# Short problem:
Pull each line holding "实干之处显担当" out of the entries below.

# Working data:
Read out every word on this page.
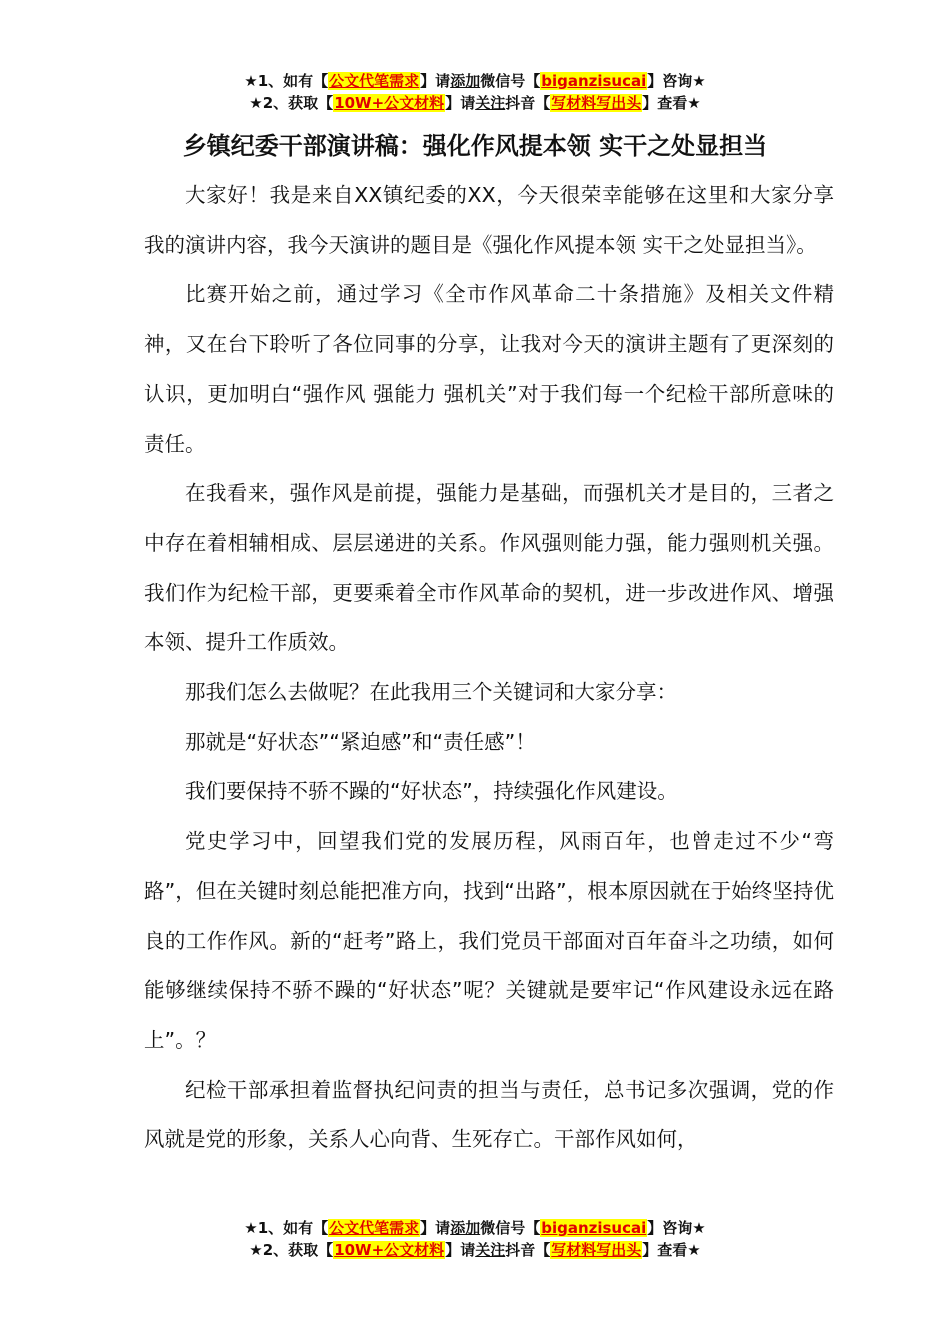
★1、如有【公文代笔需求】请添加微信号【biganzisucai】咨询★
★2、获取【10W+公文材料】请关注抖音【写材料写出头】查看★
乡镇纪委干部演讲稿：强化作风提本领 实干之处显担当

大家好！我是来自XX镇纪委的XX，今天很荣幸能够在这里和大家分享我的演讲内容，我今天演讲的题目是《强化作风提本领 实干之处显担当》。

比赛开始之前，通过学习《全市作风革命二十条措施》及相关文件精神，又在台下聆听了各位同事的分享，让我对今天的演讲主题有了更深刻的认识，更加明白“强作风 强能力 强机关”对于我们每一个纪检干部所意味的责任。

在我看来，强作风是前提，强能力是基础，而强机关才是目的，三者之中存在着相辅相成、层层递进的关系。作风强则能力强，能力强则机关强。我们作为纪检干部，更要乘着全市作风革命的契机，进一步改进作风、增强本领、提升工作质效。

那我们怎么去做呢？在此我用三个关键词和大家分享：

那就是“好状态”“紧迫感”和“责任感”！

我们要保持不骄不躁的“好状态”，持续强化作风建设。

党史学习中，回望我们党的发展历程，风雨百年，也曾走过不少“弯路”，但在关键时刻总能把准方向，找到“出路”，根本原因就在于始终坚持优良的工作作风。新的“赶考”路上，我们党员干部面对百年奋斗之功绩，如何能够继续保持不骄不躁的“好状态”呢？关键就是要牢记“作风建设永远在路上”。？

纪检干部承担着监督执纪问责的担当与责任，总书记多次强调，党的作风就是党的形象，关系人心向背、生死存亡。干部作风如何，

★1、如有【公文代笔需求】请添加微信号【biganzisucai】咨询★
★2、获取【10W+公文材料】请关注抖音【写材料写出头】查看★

# Result of the exercise:
乡镇纪委干部演讲稿：强化作风提本领 实干之处显担当
大家好！我是来自XX镇纪委的XX，今天很荣幸能够在这里和大家分享我的演讲内容，我今天演讲的题目是《强化作风提本领 实干之处显担当》。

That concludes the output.